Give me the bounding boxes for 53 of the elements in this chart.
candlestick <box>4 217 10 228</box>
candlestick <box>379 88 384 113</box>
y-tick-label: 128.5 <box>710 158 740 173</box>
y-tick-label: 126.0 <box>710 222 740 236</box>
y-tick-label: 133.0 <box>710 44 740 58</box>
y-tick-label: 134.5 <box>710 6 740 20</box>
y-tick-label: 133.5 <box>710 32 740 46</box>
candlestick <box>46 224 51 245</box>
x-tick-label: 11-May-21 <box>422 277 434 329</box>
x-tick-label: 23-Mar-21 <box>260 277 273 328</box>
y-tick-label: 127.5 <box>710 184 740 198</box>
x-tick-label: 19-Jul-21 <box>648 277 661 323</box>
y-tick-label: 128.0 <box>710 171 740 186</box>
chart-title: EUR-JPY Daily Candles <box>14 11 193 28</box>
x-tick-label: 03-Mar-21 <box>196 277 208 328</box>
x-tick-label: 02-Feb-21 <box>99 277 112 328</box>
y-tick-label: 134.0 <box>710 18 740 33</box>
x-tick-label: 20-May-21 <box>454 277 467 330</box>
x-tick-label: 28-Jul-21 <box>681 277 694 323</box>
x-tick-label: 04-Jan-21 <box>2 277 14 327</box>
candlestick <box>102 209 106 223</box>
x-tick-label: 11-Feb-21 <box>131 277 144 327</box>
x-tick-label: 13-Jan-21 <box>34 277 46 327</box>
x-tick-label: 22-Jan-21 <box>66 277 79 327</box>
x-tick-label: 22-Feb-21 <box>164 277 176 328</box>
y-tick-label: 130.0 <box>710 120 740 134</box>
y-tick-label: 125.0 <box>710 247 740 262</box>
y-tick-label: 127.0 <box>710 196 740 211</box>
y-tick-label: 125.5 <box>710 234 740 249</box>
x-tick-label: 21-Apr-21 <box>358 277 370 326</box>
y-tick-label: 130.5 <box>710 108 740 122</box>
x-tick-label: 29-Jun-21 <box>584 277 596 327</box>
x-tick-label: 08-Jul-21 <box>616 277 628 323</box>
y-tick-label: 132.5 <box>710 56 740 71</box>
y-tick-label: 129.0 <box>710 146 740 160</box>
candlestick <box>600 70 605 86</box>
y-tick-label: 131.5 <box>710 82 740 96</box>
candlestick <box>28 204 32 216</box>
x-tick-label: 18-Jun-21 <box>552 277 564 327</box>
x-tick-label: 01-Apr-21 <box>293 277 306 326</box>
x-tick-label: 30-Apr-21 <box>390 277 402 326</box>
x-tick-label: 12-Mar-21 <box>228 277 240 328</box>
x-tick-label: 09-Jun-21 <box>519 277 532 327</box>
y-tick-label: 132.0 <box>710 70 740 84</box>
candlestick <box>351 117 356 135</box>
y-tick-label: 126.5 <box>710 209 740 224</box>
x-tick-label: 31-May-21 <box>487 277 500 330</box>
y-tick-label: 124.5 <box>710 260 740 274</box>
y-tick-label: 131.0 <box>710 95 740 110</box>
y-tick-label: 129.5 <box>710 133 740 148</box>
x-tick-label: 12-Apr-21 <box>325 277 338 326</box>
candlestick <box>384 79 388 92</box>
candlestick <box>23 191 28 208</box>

◆ ◆ ◆

### Stated problem
Which lines in the data above contain the word "candlestick"? Pick out each one and copy it in full.

### Problem solution
candlestick <box>4 217 10 228</box>
candlestick <box>379 88 384 113</box>
candlestick <box>46 224 51 245</box>
candlestick <box>102 209 106 223</box>
candlestick <box>600 70 605 86</box>
candlestick <box>28 204 32 216</box>
candlestick <box>351 117 356 135</box>
candlestick <box>384 79 388 92</box>
candlestick <box>23 191 28 208</box>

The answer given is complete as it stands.